--- begin Record extracts ---

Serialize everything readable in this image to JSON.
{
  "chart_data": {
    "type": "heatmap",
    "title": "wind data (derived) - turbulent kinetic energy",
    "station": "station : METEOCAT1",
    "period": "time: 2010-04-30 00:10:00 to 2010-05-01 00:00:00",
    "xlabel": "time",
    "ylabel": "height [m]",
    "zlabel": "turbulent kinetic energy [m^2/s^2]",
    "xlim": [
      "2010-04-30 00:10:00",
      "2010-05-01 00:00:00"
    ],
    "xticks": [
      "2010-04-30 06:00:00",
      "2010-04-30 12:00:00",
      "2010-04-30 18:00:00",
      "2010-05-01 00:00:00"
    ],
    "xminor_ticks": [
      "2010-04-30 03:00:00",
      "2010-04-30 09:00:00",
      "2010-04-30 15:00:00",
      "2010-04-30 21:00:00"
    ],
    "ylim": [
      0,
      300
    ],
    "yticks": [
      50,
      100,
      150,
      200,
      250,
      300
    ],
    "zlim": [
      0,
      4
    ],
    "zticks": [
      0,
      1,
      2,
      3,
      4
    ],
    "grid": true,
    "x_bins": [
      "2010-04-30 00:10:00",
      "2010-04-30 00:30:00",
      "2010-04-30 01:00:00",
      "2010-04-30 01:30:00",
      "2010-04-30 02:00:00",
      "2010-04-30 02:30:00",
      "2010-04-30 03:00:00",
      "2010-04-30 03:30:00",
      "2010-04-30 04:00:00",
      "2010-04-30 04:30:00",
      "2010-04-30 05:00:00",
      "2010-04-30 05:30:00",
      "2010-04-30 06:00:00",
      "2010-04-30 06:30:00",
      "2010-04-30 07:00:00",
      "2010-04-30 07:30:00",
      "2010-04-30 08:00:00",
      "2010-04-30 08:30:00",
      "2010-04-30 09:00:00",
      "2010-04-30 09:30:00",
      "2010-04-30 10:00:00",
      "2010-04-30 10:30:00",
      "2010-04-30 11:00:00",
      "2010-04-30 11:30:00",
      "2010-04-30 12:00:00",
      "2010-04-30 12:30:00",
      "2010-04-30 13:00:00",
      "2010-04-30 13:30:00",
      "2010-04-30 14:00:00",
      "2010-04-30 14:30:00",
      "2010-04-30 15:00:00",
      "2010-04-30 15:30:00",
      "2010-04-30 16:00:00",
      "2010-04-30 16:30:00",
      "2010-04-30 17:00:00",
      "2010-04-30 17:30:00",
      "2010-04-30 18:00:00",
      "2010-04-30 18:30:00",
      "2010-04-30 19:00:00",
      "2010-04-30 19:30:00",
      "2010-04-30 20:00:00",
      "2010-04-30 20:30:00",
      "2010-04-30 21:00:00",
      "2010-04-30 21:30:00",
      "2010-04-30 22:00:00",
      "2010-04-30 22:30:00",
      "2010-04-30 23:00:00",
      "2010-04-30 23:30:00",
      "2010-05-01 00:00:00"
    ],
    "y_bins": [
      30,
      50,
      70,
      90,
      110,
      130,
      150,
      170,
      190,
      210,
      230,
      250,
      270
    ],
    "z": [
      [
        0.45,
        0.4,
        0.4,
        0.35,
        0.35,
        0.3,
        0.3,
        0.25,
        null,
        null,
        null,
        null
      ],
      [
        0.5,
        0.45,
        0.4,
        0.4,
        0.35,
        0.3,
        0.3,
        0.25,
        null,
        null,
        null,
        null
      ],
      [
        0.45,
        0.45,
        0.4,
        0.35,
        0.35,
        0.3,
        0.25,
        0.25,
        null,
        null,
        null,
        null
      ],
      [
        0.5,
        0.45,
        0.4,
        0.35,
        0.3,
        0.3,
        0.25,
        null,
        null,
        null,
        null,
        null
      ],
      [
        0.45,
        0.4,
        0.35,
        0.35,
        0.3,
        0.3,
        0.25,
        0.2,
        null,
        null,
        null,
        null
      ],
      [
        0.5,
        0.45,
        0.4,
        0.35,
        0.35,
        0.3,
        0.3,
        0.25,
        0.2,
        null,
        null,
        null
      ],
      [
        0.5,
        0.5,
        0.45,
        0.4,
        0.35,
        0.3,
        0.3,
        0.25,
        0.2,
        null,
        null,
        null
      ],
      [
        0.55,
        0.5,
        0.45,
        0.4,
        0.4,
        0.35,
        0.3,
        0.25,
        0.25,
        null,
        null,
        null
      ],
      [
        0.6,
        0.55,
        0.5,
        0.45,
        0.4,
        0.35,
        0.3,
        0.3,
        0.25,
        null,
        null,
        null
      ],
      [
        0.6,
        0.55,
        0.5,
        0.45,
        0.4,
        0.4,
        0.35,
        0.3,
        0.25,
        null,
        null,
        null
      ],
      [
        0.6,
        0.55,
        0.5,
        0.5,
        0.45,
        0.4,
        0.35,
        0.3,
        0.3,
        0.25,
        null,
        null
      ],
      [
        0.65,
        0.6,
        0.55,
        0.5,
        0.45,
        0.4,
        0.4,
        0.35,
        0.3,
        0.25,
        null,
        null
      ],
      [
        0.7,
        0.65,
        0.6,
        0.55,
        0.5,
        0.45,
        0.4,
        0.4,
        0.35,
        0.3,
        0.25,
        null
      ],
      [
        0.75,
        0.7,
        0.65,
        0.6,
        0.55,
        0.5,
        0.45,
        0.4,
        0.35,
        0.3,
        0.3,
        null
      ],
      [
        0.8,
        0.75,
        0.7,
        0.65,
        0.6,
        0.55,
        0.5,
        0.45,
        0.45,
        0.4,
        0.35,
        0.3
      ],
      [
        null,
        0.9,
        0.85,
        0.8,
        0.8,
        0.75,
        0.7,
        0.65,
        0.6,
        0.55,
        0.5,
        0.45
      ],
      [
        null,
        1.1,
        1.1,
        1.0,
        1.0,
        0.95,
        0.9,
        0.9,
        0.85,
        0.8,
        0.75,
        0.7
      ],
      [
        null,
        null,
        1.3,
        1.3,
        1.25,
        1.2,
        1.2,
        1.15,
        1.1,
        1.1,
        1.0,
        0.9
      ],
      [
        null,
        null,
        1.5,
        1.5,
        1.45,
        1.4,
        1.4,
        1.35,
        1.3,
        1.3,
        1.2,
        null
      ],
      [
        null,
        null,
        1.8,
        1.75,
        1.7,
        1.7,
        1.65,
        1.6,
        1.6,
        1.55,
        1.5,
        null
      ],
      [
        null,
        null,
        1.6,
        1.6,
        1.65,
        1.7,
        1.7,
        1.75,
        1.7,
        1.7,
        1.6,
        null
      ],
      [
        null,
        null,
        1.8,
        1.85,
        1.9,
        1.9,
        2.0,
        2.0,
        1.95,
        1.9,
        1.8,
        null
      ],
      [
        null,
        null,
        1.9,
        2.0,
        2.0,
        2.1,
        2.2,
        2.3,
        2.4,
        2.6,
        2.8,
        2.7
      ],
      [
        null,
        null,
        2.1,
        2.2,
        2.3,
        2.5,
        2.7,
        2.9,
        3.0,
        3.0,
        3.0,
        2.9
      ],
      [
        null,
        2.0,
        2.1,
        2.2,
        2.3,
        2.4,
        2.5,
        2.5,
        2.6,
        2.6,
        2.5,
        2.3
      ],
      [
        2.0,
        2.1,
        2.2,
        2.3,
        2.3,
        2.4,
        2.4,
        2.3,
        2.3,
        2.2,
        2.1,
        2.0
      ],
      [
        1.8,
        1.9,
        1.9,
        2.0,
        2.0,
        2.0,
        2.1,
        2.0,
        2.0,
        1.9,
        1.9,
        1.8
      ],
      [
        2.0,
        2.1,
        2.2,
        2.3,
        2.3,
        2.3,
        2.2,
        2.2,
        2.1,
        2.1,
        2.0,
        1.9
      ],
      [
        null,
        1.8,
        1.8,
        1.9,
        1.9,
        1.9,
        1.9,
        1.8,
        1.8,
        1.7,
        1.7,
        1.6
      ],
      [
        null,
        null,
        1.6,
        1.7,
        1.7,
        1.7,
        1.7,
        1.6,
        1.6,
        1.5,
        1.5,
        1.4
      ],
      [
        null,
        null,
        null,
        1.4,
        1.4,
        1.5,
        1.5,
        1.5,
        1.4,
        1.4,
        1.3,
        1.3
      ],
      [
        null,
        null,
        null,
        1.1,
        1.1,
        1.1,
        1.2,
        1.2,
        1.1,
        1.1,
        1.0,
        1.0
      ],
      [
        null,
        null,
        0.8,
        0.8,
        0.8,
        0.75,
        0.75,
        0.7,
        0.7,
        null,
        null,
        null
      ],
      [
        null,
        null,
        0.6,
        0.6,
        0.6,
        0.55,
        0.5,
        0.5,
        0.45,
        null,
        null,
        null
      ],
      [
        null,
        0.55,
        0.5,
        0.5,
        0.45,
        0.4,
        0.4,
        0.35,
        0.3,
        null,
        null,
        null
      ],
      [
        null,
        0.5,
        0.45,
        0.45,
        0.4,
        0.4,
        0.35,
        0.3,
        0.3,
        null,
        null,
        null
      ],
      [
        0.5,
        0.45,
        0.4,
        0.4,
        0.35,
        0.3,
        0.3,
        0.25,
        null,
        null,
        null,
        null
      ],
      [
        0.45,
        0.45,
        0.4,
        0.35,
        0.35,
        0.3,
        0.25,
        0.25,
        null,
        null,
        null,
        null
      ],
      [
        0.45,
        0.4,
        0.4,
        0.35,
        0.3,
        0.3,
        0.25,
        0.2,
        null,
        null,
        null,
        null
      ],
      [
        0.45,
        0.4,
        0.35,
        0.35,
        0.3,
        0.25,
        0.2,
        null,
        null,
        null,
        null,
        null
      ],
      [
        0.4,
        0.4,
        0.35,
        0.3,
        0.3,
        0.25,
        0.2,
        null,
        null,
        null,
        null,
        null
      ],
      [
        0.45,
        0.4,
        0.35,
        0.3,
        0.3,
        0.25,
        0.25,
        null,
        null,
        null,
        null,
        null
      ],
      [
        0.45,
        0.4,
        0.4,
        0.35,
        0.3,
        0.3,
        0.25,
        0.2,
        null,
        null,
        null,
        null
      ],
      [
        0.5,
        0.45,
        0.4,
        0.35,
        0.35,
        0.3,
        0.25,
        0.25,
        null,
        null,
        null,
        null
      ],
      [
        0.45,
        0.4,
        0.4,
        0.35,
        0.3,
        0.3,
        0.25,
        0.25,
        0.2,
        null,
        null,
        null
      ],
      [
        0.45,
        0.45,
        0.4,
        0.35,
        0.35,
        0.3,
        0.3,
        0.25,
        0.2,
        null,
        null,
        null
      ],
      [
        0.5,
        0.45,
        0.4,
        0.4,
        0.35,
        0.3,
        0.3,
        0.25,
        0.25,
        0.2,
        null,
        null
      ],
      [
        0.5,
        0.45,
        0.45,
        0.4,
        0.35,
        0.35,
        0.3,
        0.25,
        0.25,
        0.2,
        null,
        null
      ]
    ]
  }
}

--- end Record extracts ---

Which lines contain the word "time"? Copy each of them.

    "period": "time: 2010-04-30 00:10:00 to 2010-05-01 00:00:00",
    "xlabel": "time",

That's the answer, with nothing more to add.